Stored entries
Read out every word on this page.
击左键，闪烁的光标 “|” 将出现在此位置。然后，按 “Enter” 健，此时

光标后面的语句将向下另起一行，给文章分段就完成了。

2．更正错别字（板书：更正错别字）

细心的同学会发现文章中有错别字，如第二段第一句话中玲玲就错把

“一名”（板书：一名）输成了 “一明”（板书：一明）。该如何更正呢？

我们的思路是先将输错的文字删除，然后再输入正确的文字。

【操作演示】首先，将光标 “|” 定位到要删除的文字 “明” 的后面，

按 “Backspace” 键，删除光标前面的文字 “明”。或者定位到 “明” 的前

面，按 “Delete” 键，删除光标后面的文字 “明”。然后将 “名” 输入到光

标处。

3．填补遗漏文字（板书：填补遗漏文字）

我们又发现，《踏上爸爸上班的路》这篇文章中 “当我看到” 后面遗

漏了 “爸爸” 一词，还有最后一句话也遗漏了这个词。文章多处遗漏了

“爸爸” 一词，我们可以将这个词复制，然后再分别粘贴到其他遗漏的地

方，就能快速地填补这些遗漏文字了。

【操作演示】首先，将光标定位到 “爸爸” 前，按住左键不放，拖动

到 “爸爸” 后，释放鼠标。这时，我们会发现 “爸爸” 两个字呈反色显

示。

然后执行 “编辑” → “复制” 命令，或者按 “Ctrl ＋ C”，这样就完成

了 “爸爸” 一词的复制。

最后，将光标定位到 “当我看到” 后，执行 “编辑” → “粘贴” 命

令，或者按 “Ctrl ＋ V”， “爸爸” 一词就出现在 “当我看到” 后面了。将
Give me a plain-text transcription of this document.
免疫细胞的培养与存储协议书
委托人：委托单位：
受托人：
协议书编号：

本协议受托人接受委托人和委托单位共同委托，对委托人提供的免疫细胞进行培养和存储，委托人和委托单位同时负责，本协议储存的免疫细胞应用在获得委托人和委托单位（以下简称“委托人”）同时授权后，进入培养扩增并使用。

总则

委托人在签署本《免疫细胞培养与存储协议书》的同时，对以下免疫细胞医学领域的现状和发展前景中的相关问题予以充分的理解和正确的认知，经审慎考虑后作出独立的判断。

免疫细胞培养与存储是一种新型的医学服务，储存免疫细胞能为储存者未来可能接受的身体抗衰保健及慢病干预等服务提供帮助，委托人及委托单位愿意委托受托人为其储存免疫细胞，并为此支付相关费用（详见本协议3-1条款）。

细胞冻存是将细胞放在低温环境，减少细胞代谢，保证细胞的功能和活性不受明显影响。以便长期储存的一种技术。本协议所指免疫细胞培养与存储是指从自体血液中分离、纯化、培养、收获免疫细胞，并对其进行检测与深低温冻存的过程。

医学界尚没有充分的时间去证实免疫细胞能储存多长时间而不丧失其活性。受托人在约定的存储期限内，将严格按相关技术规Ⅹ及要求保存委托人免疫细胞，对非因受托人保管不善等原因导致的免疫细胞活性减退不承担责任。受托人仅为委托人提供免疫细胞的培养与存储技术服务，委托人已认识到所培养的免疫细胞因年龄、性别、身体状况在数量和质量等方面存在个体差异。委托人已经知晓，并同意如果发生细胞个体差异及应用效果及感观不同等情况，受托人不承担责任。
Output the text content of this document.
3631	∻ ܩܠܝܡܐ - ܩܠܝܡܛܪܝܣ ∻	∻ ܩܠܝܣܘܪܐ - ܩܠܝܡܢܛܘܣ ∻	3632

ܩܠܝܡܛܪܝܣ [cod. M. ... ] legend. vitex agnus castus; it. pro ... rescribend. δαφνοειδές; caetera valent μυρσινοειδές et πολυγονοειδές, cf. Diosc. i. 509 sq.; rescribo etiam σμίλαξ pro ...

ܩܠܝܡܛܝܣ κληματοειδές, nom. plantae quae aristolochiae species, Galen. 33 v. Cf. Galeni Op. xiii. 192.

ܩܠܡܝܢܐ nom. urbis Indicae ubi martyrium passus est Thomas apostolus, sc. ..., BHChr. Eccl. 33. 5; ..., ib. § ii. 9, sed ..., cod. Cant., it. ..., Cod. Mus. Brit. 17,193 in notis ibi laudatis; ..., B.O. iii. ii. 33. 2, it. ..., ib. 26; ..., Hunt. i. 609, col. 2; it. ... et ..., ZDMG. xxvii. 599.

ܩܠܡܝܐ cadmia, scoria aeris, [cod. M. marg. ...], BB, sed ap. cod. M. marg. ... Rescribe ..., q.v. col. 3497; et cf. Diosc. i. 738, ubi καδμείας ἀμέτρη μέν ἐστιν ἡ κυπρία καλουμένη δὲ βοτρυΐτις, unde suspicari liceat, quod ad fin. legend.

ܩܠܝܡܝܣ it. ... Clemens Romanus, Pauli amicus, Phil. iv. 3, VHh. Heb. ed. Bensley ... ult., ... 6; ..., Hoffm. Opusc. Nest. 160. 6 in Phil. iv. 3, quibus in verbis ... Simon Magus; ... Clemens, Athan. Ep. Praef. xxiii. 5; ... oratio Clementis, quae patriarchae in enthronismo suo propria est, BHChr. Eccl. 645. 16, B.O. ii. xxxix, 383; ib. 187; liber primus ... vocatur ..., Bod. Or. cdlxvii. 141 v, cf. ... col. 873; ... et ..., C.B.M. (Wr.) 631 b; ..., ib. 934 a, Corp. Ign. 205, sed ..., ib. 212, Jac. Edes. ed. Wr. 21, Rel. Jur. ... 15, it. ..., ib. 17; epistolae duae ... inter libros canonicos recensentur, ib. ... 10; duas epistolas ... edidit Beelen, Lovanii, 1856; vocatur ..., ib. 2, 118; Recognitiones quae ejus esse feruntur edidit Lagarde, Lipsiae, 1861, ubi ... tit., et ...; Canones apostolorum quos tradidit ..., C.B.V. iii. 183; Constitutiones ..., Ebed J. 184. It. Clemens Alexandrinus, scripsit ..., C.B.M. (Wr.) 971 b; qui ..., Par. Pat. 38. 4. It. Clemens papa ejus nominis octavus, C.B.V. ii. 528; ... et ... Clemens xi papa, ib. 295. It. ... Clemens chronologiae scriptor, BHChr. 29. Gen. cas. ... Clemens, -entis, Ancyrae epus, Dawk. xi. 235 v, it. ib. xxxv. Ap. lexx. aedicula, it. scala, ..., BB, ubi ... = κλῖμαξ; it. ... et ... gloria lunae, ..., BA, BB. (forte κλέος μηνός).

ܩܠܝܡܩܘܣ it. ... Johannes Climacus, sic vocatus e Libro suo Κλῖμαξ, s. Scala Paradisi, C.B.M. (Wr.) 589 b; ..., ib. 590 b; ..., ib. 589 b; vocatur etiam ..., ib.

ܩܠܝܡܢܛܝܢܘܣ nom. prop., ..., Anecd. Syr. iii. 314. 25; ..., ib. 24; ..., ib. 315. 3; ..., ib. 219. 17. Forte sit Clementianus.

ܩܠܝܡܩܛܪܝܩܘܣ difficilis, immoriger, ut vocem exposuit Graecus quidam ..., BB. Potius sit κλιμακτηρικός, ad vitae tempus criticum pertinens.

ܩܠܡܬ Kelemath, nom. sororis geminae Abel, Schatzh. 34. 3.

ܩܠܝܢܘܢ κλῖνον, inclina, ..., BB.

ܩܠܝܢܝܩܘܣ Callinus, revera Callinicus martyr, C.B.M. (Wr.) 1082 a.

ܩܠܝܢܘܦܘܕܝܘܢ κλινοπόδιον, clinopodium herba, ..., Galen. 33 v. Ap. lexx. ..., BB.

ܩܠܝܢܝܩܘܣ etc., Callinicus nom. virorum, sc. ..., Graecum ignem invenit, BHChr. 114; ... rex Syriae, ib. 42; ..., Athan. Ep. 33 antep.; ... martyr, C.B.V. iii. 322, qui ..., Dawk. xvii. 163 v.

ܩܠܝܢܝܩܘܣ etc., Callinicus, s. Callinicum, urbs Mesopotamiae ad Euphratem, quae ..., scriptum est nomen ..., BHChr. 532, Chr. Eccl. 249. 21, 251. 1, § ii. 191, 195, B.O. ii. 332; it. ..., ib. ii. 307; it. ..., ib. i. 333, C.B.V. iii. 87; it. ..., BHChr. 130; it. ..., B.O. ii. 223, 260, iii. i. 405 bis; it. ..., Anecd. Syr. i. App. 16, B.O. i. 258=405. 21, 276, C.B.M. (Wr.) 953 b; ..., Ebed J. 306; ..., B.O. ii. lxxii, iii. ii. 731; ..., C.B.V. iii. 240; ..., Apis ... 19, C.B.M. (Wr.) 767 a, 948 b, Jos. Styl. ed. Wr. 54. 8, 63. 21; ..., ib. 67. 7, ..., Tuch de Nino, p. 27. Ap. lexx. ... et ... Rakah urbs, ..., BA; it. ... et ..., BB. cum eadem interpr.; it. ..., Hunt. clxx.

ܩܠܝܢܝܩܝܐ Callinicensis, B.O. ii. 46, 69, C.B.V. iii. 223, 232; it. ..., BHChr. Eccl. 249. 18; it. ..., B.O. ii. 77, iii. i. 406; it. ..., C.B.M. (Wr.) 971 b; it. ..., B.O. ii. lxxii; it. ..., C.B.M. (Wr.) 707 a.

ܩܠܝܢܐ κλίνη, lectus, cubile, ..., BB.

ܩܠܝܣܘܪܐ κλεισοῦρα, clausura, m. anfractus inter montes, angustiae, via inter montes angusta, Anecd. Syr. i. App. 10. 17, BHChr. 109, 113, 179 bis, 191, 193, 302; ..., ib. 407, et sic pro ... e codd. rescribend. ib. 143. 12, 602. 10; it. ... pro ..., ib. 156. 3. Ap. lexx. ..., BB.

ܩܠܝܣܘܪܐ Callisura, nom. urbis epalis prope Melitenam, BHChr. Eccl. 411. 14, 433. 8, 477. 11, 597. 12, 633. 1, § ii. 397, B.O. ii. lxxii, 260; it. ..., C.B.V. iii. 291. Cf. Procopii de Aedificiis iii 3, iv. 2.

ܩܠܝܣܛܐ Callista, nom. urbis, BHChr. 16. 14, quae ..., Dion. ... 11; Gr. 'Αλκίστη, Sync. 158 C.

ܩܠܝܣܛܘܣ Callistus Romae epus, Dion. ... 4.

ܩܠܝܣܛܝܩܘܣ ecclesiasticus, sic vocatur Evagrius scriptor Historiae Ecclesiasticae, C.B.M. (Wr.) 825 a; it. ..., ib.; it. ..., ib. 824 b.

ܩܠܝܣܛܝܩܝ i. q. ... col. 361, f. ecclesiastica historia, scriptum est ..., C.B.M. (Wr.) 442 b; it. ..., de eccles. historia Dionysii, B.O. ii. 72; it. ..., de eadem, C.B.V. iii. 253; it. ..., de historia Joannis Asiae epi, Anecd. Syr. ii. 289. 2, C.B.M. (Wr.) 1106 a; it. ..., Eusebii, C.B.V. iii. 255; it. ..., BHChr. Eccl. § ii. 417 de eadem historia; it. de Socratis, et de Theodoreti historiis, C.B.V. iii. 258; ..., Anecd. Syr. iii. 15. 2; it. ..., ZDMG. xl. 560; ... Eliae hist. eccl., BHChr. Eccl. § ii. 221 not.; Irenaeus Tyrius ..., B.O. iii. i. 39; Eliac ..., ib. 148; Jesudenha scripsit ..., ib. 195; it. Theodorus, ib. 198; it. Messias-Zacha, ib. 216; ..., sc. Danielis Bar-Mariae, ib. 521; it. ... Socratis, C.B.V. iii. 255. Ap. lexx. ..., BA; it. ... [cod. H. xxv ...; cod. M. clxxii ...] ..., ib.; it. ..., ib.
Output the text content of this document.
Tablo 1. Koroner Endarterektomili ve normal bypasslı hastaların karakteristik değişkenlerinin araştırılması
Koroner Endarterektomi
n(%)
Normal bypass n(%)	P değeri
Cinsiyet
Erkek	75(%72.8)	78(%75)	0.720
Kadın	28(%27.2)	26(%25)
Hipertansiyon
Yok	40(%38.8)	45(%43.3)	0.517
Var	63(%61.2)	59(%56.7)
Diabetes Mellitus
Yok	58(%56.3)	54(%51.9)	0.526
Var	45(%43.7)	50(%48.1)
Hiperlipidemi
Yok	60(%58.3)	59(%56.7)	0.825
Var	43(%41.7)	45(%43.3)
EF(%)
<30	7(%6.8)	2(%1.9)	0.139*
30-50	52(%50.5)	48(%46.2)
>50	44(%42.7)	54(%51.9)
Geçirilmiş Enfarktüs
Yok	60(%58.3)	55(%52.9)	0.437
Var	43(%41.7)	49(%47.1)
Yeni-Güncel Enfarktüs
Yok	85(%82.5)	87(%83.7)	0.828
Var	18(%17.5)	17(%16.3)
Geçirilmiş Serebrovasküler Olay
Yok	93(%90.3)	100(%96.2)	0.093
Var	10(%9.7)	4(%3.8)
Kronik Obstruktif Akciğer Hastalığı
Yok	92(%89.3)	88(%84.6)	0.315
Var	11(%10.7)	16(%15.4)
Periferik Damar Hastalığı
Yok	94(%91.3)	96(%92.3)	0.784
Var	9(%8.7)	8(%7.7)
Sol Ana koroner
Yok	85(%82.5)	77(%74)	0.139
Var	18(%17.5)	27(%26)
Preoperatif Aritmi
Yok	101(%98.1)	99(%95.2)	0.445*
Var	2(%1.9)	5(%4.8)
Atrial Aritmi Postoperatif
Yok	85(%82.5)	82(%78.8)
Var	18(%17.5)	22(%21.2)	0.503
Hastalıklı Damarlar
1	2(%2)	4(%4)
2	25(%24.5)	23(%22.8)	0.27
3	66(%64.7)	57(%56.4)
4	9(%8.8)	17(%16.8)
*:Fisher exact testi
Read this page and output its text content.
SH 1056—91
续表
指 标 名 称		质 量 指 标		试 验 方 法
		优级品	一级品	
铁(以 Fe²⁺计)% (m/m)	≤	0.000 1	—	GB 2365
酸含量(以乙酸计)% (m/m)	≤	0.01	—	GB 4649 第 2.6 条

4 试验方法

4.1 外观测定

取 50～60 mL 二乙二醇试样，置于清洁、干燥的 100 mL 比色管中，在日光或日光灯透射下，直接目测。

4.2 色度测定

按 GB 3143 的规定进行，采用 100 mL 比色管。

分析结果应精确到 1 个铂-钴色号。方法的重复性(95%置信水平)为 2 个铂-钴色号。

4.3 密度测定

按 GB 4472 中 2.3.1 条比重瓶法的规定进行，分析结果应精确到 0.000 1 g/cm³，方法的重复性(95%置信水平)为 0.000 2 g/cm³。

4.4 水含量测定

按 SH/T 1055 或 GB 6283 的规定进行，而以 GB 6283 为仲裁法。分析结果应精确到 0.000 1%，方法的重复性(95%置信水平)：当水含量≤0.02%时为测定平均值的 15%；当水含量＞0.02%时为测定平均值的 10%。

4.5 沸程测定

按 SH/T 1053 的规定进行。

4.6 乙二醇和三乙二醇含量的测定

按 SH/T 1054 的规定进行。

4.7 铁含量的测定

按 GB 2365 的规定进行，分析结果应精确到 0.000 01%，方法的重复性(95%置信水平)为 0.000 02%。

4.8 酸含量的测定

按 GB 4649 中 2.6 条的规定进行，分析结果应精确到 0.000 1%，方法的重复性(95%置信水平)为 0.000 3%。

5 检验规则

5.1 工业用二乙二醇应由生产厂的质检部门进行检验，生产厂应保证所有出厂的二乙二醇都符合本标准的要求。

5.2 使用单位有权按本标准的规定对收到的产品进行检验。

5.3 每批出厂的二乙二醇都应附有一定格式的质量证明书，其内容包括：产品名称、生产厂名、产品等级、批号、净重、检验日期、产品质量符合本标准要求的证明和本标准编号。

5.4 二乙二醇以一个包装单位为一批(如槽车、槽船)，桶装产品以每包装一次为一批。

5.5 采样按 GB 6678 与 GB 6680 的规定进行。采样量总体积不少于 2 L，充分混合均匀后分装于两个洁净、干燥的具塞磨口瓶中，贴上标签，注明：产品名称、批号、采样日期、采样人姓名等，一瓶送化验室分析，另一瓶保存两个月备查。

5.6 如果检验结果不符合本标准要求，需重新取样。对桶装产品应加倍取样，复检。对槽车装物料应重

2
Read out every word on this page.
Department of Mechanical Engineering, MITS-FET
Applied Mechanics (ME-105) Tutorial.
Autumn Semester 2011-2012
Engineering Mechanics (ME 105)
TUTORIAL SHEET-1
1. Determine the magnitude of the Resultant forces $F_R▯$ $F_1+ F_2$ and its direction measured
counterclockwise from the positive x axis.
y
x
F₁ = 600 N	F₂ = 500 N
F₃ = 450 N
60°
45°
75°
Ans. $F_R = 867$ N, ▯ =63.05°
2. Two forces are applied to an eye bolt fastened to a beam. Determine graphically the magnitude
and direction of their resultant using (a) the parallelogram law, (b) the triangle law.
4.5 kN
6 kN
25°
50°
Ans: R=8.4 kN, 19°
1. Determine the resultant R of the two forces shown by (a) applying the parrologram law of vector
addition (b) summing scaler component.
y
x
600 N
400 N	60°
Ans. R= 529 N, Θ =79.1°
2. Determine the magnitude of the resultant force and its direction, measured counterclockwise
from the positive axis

■ STATED GOAL: Copy each line in the data that holds the word "measured".

■ SOLVED PROBLEM:
1. Determine the magnitude of the Resultant forces $F_R▯$ $F_1+ F_2$ and its direction measured
2. Determine the magnitude of the resultant force and its direction, measured counterclockwise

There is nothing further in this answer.